[Figure record listings]
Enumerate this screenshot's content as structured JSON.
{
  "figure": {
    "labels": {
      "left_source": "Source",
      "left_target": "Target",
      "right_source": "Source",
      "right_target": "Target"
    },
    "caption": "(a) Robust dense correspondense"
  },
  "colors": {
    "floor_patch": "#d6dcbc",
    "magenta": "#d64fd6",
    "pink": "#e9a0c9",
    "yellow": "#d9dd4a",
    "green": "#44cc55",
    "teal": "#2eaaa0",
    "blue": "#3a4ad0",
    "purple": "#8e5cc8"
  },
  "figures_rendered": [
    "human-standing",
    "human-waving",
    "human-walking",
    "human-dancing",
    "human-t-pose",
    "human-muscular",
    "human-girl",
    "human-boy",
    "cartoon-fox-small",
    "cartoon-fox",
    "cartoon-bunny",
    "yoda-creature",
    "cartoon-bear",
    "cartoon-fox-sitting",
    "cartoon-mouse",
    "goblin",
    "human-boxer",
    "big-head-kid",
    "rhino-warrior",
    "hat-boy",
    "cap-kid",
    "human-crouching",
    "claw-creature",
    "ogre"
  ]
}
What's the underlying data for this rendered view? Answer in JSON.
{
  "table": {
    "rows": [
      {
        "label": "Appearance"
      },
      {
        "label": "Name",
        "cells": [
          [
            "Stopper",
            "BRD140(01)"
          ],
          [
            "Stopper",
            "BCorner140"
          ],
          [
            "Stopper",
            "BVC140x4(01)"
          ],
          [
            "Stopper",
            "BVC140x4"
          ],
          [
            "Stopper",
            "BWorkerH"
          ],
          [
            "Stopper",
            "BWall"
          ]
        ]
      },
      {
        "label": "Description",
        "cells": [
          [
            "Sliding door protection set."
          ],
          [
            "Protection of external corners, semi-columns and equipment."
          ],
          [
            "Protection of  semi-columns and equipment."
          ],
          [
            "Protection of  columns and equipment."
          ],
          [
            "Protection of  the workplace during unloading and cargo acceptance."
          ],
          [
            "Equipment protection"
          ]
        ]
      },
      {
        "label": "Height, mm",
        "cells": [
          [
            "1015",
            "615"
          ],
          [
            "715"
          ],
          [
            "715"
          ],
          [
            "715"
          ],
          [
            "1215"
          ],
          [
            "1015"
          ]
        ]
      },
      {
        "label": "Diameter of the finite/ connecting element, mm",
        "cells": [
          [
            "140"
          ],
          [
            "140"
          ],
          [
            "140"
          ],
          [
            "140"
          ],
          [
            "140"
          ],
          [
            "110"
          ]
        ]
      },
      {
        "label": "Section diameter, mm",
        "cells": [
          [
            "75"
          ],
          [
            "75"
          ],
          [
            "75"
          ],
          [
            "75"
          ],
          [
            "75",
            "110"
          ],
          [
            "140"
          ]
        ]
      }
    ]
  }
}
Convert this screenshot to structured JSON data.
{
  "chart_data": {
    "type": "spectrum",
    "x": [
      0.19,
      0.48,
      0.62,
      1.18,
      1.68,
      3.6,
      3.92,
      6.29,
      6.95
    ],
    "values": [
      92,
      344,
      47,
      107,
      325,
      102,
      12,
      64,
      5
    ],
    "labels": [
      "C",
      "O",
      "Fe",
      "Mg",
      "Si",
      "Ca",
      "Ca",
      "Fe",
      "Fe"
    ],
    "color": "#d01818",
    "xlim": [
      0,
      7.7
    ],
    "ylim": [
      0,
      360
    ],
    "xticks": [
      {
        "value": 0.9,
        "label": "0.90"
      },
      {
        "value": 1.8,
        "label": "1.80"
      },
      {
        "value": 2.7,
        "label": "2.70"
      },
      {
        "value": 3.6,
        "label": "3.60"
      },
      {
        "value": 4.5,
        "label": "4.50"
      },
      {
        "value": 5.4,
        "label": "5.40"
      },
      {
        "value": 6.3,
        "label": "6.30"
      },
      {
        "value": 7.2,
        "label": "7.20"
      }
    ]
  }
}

* _Exercise prompt_: With the line containing "Convert this screenshot" as the first and the last line of the records as the final one, print exactly the lines in that span.

* _Response to the task_:
Convert this screenshot to structured JSON data.
{
  "chart_data": {
    "type": "spectrum",
    "x": [
      0.19,
      0.48,
      0.62,
      1.18,
      1.68,
      3.6,
      3.92,
      6.29,
      6.95
    ],
    "values": [
      92,
      344,
      47,
      107,
      325,
      102,
      12,
      64,
      5
    ],
    "labels": [
      "C",
      "O",
      "Fe",
      "Mg",
      "Si",
      "Ca",
      "Ca",
      "Fe",
      "Fe"
    ],
    "color": "#d01818",
    "xlim": [
      0,
      7.7
    ],
    "ylim": [
      0,
      360
    ],
    "xticks": [
      {
        "value": 0.9,
        "label": "0.90"
      },
      {
        "value": 1.8,
        "label": "1.80"
      },
      {
        "value": 2.7,
        "label": "2.70"
      },
      {
        "value": 3.6,
        "label": "3.60"
      },
      {
        "value": 4.5,
        "label": "4.50"
      },
      {
        "value": 5.4,
        "label": "5.40"
      },
      {
        "value": 6.3,
        "label": "6.30"
      },
      {
        "value": 7.2,
        "label": "7.20"
      }
    ]
  }
}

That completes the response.